- [REQUIREMENT]: The listing that follows must be retyped exactly, without its pictures.

- [MATERIAL PROVIDED]:
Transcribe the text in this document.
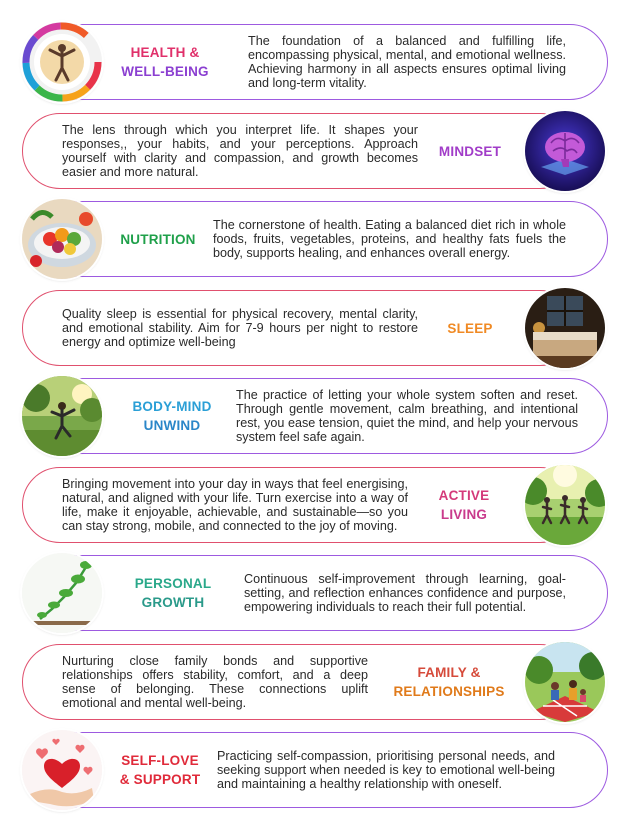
HEALTH &
WELL-BEING
The foundation of a balanced and fulfilling life, encompassing physical, mental, and emotional wellness. Achieving harmony in all aspects ensures optimal living and long-term vitality.
The lens through which you interpret life. It shapes your responses,, your habits, and your perceptions. Approach yourself with clarity and compassion, and growth becomes easier and more natural.
MINDSET
NUTRITION
The cornerstone of health. Eating a balanced diet rich in whole foods, fruits, vegetables, proteins, and healthy fats fuels the body, supports healing, and enhances overall energy.
Quality sleep is essential for physical recovery, mental clarity, and emotional stability. Aim for 7-9 hours per night to restore energy and optimize well-being
SLEEP
BODY-MIND
UNWIND
The practice of letting your whole system soften and reset. Through gentle movement, calm breathing, and intentional rest, you ease tension, quiet the mind, and help your nervous system feel safe again.
Bringing movement into your day in ways that feel energising, natural, and aligned with your life. Turn exercise into a way of life, make it enjoyable, achievable, and sustainable—so you can stay strong, mobile, and connected to the joy of moving.
ACTIVE
LIVING
PERSONAL
GROWTH
Continuous self-improvement through learning, goal-setting, and reflection enhances confidence and purpose, empowering individuals to reach their full potential.
Nurturing close family bonds and supportive relationships offers stability, comfort, and a deep sense of belonging. These connections uplift emotional and mental well-being.
FAMILY &
RELATIONSHIPS
SELF-LOVE
& SUPPORT
Practicing self-compassion, prioritising personal needs, and seeking support when needed is key to emotional well-being and maintaining a healthy relationship with oneself.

- [RESPONSE TO THE TASK]:
Transcribe the text in this document.
HEALTH &
WELL-BEING
The foundation of a balanced and fulfilling life, encompassing physical, mental, and emotional wellness. Achieving harmony in all aspects ensures optimal living and long-term vitality.
The lens through which you interpret life. It shapes your responses,, your habits, and your perceptions. Approach yourself with clarity and compassion, and growth becomes easier and more natural.
MINDSET
NUTRITION
The cornerstone of health. Eating a balanced diet rich in whole foods, fruits, vegetables, proteins, and healthy fats fuels the body, supports healing, and enhances overall energy.
Quality sleep is essential for physical recovery, mental clarity, and emotional stability. Aim for 7-9 hours per night to restore energy and optimize well-being
SLEEP
BODY-MIND
UNWIND
The practice of letting your whole system soften and reset. Through gentle movement, calm breathing, and intentional rest, you ease tension, quiet the mind, and help your nervous system feel safe again.
Bringing movement into your day in ways that feel energising, natural, and aligned with your life. Turn exercise into a way of life, make it enjoyable, achievable, and sustainable—so you can stay strong, mobile, and connected to the joy of moving.
ACTIVE
LIVING
PERSONAL
GROWTH
Continuous self-improvement through learning, goal-setting, and reflection enhances confidence and purpose, empowering individuals to reach their full potential.
Nurturing close family bonds and supportive relationships offers stability, comfort, and a deep sense of belonging. These connections uplift emotional and mental well-being.
FAMILY &
RELATIONSHIPS
SELF-LOVE
& SUPPORT
Practicing self-compassion, prioritising personal needs, and seeking support when needed is key to emotional well-being and maintaining a healthy relationship with oneself.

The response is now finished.